Records from a data collection
-*-*-

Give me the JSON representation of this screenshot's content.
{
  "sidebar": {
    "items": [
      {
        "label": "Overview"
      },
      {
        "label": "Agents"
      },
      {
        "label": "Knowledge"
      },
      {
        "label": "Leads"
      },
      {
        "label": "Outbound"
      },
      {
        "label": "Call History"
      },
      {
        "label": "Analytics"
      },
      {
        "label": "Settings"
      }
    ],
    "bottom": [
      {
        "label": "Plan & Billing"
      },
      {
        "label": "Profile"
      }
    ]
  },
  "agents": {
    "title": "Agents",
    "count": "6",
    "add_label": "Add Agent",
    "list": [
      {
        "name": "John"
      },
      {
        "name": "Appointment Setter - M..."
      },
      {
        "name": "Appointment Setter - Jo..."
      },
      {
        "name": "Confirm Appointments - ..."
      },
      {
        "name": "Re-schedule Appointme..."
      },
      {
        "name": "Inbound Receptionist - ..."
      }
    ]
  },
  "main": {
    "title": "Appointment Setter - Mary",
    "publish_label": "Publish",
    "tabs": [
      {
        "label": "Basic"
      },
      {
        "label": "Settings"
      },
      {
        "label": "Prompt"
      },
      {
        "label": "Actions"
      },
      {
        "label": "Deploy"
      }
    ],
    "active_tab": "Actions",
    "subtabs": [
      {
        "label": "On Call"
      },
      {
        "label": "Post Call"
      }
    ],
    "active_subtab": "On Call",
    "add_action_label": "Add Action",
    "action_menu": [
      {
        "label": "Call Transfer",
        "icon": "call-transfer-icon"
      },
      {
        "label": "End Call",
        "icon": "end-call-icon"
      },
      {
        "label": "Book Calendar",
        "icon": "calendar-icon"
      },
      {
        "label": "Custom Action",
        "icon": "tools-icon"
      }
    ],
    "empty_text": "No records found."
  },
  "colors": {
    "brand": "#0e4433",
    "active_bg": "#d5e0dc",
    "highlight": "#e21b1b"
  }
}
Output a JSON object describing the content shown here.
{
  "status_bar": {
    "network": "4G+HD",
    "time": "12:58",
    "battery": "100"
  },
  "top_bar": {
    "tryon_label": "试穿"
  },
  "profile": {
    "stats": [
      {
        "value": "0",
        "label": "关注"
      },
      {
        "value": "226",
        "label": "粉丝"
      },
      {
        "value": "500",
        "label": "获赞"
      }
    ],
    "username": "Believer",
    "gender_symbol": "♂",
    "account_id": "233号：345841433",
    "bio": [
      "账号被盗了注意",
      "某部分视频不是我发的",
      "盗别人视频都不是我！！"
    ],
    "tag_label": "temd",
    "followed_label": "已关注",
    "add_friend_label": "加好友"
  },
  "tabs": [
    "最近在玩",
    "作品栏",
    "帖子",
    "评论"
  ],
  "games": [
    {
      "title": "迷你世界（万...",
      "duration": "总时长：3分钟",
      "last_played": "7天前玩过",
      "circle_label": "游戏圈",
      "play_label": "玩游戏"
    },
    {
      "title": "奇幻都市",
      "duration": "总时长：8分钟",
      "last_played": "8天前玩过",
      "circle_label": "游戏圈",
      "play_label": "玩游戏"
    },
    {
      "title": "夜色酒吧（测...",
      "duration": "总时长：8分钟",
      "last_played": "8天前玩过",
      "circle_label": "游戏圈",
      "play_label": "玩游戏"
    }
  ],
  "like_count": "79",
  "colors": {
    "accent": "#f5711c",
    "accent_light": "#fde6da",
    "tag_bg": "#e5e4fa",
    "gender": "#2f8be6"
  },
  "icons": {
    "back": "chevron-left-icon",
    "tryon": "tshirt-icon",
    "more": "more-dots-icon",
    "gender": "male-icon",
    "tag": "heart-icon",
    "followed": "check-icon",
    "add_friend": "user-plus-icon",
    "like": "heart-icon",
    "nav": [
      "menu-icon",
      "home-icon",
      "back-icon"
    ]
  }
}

-*-*-

Given task: Your task is to list each line of the records with the word "content".

Solution to the problem:
Give me the JSON representation of this screenshot's content.
Output a JSON object describing the content shown here.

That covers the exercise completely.